_PROMPT_
All lines featuring the string "this" are to be listed.
# START OF GIVEN DATA
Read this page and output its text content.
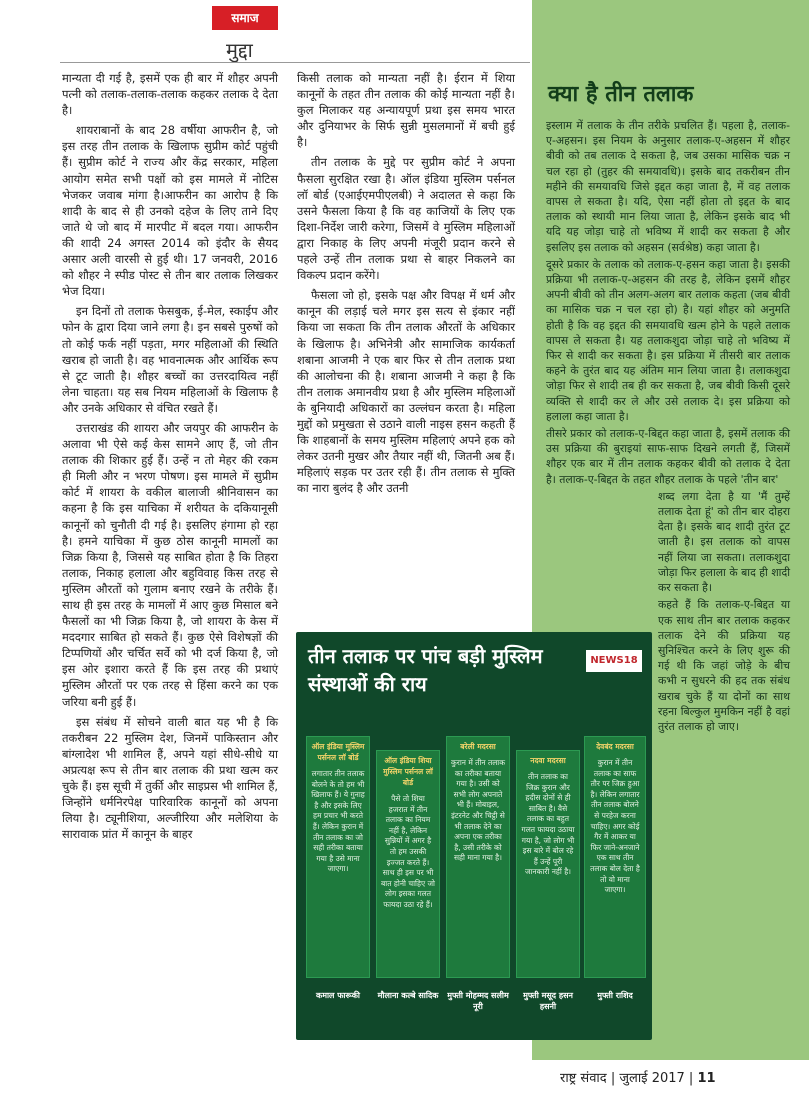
समाज
मुद्दा

मान्यता दी गई है, इसमें एक ही बार में शौहर अपनी पत्नी को तलाक-तलाक-तलाक कहकर तलाक दे देता है।

शायराबानों के बाद 28 वर्षीया आफरीन है, जो इस तरह तीन तलाक के खिलाफ सुप्रीम कोर्ट पहुंची हैं। सुप्रीम कोर्ट ने राज्य और केंद्र सरकार, महिला आयोग समेत सभी पक्षों को इस मामले में नोटिस भेजकर जवाब मांगा है।आफरीन का आरोप है कि शादी के बाद से ही उनको दहेज के लिए ताने दिए जाते थे जो बाद में मारपीट में बदल गया। आफरीन की शादी 24 अगस्त 2014 को इंदौर के सैयद असार अली वारसी से हुई थी। 17 जनवरी, 2016 को शौहर ने स्पीड पोस्ट से तीन बार तलाक लिखकर भेज दिया।

इन दिनों तो तलाक फेसबुक, ई-मेल, स्काईप और फोन के द्वारा दिया जाने लगा है। इन सबसे पुरुषों को तो कोई फर्क नहीं पड़ता, मगर महिलाओं की स्थिति खराब हो जाती है। वह भावनात्मक और आर्थिक रूप से टूट जाती है। शौहर बच्चों का उत्तरदायित्व नहीं लेना चाहता। यह सब नियम महिलाओं के खिलाफ है और उनके अधिकार से वंचित रखते हैं।

उत्तराखंड की शायरा और जयपुर की आफरीन के अलावा भी ऐसे कई केस सामने आए हैं, जो तीन तलाक की शिकार हुई हैं। उन्हें न तो मेहर की रकम ही मिली और न भरण पोषण। इस मामले में सुप्रीम कोर्ट में शायरा के वकील बालाजी श्रीनिवासन का कहना है कि इस याचिका में शरीयत के दकियानूसी कानूनों को चुनौती दी गई है। इसलिए हंगामा हो रहा है। हमने याचिका में कुछ ठोस कानूनी मामलों का जिक्र किया है, जिससे यह साबित होता है कि तिहरा तलाक, निकाह हलाला और बहुविवाह किस तरह से मुस्लिम औरतों को गुलाम बनाए रखने के तरीके हैं। साथ ही इस तरह के मामलों में आए कुछ मिसाल बने फैसलों का भी जिक्र किया है, जो शायरा के केस में मददगार साबित हो सकते हैं। कुछ ऐसे विशेषज्ञों की टिप्पणियों और चर्चित सर्वे को भी दर्ज किया है, जो इस ओर इशारा करते हैं कि इस तरह की प्रथाएं मुस्लिम औरतों पर एक तरह से हिंसा करने का एक जरिया बनी हुई हैं।

इस संबंध में सोचने वाली बात यह भी है कि तकरीबन 22 मुस्लिम देश, जिनमें पाकिस्तान और बांग्लादेश भी शामिल हैं, अपने यहां सीधे-सीधे या अप्रत्यक्ष रूप से तीन बार तलाक की प्रथा खत्म कर चुके हैं। इस सूची में तुर्की और साइप्रस भी शामिल हैं, जिन्होंने धर्मनिरपेक्ष पारिवारिक कानूनों को अपना लिया है। ट्यूनीशिया, अल्जीरिया और मलेशिया के सारावाक प्रांत में कानून के बाहर

किसी तलाक को मान्यता नहीं है। ईरान में शिया कानूनों के तहत तीन तलाक की कोई मान्यता नहीं है। कुल मिलाकर यह अन्यायपूर्ण प्रथा इस समय भारत और दुनियाभर के सिर्फ सुन्नी मुसलमानों में बची हुई है।

तीन तलाक के मुद्दे पर सुप्रीम कोर्ट ने अपना फैसला सुरक्षित रखा है। ऑल इंडिया मुस्लिम पर्सनल लॉ बोर्ड (एआईएमपीएलबी) ने अदालत से कहा कि उसने फैसला किया है कि वह काजियों के लिए एक दिशा-निर्देश जारी करेगा, जिसमें वे मुस्लिम महिलाओं द्वारा निकाह के लिए अपनी मंजूरी प्रदान करने से पहले उन्हें तीन तलाक प्रथा से बाहर निकलने का विकल्प प्रदान करेंगे।

फैसला जो हो, इसके पक्ष और विपक्ष में धर्म और कानून की लड़ाई चले मगर इस सत्य से इंकार नहीं किया जा सकता कि तीन तलाक औरतों के अधिकार के खिलाफ है। अभिनेत्री और सामाजिक कार्यकर्ता शबाना आजमी ने एक बार फिर से तीन तलाक प्रथा की आलोचना की है। शबाना आजमी ने कहा है कि तीन तलाक अमानवीय प्रथा है और मुस्लिम महिलाओं के बुनियादी अधिकारों का उल्लंघन करता है। महिला मुद्दों को प्रमुखता से उठाने वाली नाइस हसन कहती हैं कि शाहबानों के समय मुस्लिम महिलाएं अपने हक को लेकर उतनी मुखर और तैयार नहीं थी, जितनी अब हैं। महिलाएं सड़क पर उतर रही हैं। तीन तलाक से मुक्ति का नारा बुलंद है और उतनी

क्या है तीन तलाक

इस्लाम में तलाक के तीन तरीके प्रचलित हैं। पहला है, तलाक-ए-अहसन। इस नियम के अनुसार तलाक-ए-अहसन में शौहर बीवी को तब तलाक दे सकता है, जब उसका मासिक चक्र न चल रहा हो (तुहर की समयावधि)। इसके बाद तकरीबन तीन महीने की समयावधि जिसे इद्दत कहा जाता है, में वह तलाक वापस ले सकता है। यदि, ऐसा नहीं होता तो इद्दत के बाद तलाक को स्थायी मान लिया जाता है, लेकिन इसके बाद भी यदि यह जोड़ा चाहे तो भविष्य में शादी कर सकता है और इसलिए इस तलाक को अहसन (सर्वश्रेष्ठ) कहा जाता है।

दूसरे प्रकार के तलाक को तलाक-ए-हसन कहा जाता है। इसकी प्रक्रिया भी तलाक-ए-अहसन की तरह है, लेकिन इसमें शौहर अपनी बीवी को तीन अलग-अलग बार तलाक कहता (जब बीवी का मासिक चक्र न चल रहा हो) है। यहां शौहर को अनुमति होती है कि वह इद्दत की समयावधि खत्म होने के पहले तलाक वापस ले सकता है। यह तलाकशुदा जोड़ा चाहे तो भविष्य में फिर से शादी कर सकता है। इस प्रक्रिया में तीसरी बार तलाक कहने के तुरंत बाद यह अंतिम मान लिया जाता है। तलाकशुदा जोड़ा फिर से शादी तब ही कर सकता है, जब बीवी किसी दूसरे व्यक्ति से शादी कर ले और उसे तलाक दे। इस प्रक्रिया को हलाला कहा जाता है।

तीसरे प्रकार को तलाक-ए-बिद्दत कहा जाता है, इसमें तलाक की उस प्रक्रिया की बुराइयां साफ-साफ दिखने लगती हैं, जिसमें शौहर एक बार में तीन तलाक कहकर बीवी को तलाक दे देता है। तलाक-ए-बिद्दत के तहत शौहर तलाक के पहले 'तीन बार'

शब्द लगा देता है या 'मैं तुम्हें तलाक देता हूं' को तीन बार दोहरा देता है। इसके बाद शादी तुरंत टूट जाती है। इस तलाक को वापस नहीं लिया जा सकता। तलाकशुदा जोड़ा फिर हलाला के बाद ही शादी कर सकता है।

कहते हैं कि तलाक-ए-बिद्दत या एक साथ तीन बार तलाक कहकर तलाक देने की प्रक्रिया यह सुनिश्चित करने के लिए शुरू की गई थी कि जहां जोड़े के बीच कभी न सुधरने की हद तक संबंध खराब चुके हैं या दोनों का साथ रहना बिल्कुल मुमकिन नहीं है वहां तुरंत तलाक हो जाए।

तीन तलाक पर पांच बड़ी मुस्लिम संस्थाओं की राय
NEWS18
ऑल इंडिया मुस्लिम पर्सनल लॉ बोर्ड
लगातार तीन तलाक बोलने के तो हम भी खिलाफ हैं। ये गुनाह है और इसके लिए हम प्रचार भी करते हैं। लेकिन कुरान में तीन तलाक का जो सही तरीका बताया गया है उसे माना जाएगा।
कमाल फारूकी
ऑल इंडिया शिया मुस्लिम पर्सनल लॉ बोर्ड
पैसे तो शिया हजरात में तीन तलाक का नियम नहीं है, लेकिन सुन्नियों में अगर है तो हम उसकी इज्जत करते हैं। साथ ही इस पर भी बात होनी चाहिए जो लोग इसका गलत फायदा उठा रहे हैं।
मौलाना कल्बे सादिक
बरेली मदरसा
कुरान में तीन तलाक का तरीका बताया गया है। उसी को सभी लोग अपनाते भी हैं। मोबाइल, इंटरनेट और चिट्ठी से भी तलाक देने का अपना एक तरीका है, उसी तरीके को सही माना गया है।
मुफ्ती मोहम्मद सलीम नूरी
नदवा मदरसा
तीन तलाक का जिक्र कुरान और हदीस दोनों से ही साबित है। वैसे तलाक का बहुत गलत फायदा उठाया गया है, जो लोग भी इस बारे में बोल रहे हैं उन्हें पूरी जानकारी नहीं है।
मुफ्ती मसूद हसन हसनी
देवबंद मदरसा
कुरान में तीन तलाक का साफ तौर पर जिक्र हुआ है। लेकिन लगातार तीन तलाक बोलने से परहेज करना चाहिए। अगर कोई गैर में आकर या फिर जाने-अनजाने एक साथ तीन तलाक बोल देता है तो वो माना जाएगा।
मुफ्ती राशिद
राष्ट्र संवाद | जुलाई 2017 | 11
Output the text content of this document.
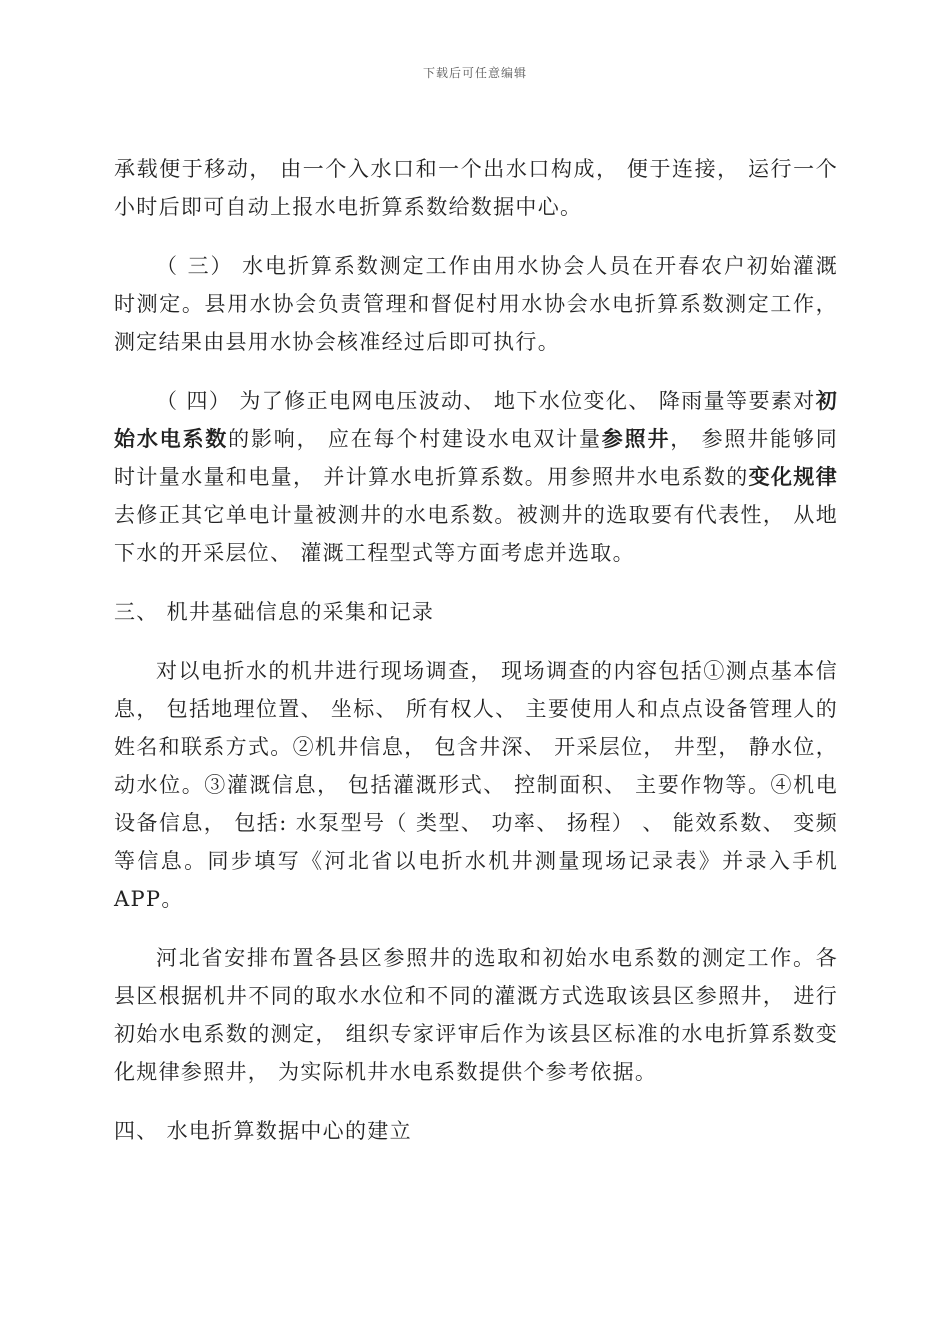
下载后可任意编辑

承载便于移动， 由一个入水口和一个出水口构成， 便于连接， 运行一个小时后即可自动上报水电折算系数给数据中心。

（ 三） 水电折算系数测定工作由用水协会人员在开春农户初始灌溉时测定。县用水协会负责管理和督促村用水协会水电折算系数测定工作， 测定结果由县用水协会核准经过后即可执行。

（ 四） 为了修正电网电压波动、 地下水位变化、 降雨量等要素对初始水电系数的影响， 应在每个村建设水电双计量参照井， 参照井能够同时计量水量和电量， 并计算水电折算系数。用参照井水电系数的变化规律去修正其它单电计量被测井的水电系数。被测井的选取要有代表性， 从地下水的开采层位、 灌溉工程型式等方面考虑并选取。

三、 机井基础信息的采集和记录

对以电折水的机井进行现场调查， 现场调查的内容包括①测点基本信息， 包括地理位置、 坐标、 所有权人、 主要使用人和点点设备管理人的姓名和联系方式。②机井信息， 包含井深、 开采层位， 井型， 静水位， 动水位。③灌溉信息， 包括灌溉形式、 控制面积、 主要作物等。④机电设备信息， 包括: 水泵型号（ 类型、 功率、 扬程） 、 能效系数、 变频等信息。同步填写《河北省以电折水机井测量现场记录表》并录入手机 APP。

河北省安排布置各县区参照井的选取和初始水电系数的测定工作。各县区根据机井不同的取水水位和不同的灌溉方式选取该县区参照井， 进行初始水电系数的测定， 组织专家评审后作为该县区标准的水电折算系数变化规律参照井， 为实际机井水电系数提供个参考依据。

四、 水电折算数据中心的建立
# END OF GIVEN DATA
_CORRECT RESULT_
Read this page and output its text content.
Output the text content of this document.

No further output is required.